### Stated exercise:
In the lines below, how many hold the word "ABC中"? Answer only with the number.

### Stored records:
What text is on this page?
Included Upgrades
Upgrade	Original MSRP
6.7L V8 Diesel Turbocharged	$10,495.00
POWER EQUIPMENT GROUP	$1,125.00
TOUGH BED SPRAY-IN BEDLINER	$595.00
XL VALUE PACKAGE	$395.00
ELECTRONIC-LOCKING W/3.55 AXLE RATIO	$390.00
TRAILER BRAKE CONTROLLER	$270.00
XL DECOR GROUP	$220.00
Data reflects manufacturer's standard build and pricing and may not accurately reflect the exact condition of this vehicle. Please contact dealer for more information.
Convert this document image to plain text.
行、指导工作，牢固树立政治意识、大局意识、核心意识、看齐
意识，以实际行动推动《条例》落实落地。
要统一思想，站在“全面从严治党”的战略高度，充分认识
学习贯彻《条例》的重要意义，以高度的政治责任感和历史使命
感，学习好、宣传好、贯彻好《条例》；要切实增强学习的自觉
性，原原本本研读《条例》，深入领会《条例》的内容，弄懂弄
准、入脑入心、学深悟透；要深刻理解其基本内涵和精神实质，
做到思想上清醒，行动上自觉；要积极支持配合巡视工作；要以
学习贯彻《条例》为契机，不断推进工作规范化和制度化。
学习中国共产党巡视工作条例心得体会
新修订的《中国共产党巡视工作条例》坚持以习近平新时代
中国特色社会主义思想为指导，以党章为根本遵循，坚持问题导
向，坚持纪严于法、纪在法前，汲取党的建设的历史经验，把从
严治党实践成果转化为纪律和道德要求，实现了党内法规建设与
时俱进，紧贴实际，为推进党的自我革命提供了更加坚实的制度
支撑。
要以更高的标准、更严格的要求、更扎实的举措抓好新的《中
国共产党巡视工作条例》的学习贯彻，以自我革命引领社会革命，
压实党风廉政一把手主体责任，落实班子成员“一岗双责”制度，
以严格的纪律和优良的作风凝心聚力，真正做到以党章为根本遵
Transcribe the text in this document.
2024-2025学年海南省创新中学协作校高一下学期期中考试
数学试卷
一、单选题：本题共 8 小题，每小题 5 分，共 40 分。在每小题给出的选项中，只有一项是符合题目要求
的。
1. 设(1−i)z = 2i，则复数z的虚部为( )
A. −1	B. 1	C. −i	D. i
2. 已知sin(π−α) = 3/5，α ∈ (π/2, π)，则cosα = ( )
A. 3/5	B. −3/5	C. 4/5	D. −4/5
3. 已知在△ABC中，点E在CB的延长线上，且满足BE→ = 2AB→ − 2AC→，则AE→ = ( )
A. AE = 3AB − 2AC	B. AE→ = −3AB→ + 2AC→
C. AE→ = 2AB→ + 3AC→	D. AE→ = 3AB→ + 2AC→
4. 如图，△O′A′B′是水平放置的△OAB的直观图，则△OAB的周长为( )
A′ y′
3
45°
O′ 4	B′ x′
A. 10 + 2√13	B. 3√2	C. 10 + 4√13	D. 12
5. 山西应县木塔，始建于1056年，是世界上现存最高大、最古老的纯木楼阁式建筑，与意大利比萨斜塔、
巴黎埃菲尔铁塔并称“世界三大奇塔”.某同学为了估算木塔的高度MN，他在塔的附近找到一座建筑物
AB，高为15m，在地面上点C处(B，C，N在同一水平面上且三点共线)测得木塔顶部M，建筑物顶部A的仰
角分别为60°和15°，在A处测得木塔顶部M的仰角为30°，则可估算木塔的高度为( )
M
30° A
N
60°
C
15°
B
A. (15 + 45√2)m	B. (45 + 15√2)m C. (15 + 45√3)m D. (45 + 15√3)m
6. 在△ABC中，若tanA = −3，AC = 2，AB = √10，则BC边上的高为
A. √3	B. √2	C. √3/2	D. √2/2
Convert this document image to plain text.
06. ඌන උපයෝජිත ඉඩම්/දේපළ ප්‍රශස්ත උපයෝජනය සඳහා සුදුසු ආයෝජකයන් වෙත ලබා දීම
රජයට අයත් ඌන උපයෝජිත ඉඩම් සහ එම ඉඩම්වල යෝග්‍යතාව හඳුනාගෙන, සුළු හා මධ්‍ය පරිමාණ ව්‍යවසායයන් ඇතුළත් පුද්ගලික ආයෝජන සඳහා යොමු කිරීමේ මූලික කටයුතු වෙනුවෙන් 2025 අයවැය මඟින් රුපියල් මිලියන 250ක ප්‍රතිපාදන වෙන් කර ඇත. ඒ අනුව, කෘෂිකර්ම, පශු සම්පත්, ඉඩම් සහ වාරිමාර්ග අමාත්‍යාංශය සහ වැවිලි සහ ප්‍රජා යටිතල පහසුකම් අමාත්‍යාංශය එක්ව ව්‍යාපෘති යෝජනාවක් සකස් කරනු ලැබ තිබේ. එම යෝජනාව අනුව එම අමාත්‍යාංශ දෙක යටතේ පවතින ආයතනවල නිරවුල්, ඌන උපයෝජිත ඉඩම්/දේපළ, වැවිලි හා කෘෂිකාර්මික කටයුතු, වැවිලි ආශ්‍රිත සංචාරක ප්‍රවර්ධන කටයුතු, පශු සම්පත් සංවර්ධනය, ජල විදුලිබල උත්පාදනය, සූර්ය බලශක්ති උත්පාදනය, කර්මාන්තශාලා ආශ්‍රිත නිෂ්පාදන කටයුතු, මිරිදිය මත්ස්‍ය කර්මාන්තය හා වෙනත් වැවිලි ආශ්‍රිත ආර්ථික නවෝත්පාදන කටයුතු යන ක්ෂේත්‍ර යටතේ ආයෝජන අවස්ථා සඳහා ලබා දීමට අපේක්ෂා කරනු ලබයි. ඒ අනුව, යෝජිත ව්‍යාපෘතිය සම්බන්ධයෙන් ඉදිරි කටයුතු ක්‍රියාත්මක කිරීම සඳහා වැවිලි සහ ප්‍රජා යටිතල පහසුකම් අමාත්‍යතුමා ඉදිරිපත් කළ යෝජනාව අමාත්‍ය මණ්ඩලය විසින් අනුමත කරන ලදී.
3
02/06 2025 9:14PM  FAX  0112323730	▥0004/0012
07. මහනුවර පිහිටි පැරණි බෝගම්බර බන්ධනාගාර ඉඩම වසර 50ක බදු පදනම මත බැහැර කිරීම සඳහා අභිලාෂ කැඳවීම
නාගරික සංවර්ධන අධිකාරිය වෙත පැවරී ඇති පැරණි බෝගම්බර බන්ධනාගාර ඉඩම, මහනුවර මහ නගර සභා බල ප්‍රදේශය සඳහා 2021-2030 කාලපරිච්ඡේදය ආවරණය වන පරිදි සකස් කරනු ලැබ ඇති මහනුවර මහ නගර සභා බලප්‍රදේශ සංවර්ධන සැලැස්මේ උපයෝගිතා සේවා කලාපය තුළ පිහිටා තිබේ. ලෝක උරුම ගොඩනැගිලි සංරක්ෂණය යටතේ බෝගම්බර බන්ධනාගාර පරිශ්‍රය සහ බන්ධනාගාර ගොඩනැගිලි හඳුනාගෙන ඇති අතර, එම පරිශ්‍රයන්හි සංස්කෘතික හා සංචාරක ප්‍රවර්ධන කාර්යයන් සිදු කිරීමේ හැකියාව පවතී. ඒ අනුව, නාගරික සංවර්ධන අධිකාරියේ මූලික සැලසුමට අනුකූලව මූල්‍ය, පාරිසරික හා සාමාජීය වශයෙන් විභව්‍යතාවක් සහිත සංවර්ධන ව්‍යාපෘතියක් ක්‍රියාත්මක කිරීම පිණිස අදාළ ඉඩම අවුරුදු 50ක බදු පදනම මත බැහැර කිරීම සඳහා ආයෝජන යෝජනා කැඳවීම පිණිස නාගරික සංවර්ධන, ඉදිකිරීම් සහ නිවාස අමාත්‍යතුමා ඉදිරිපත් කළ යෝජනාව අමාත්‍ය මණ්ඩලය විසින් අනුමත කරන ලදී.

### Written answer:
2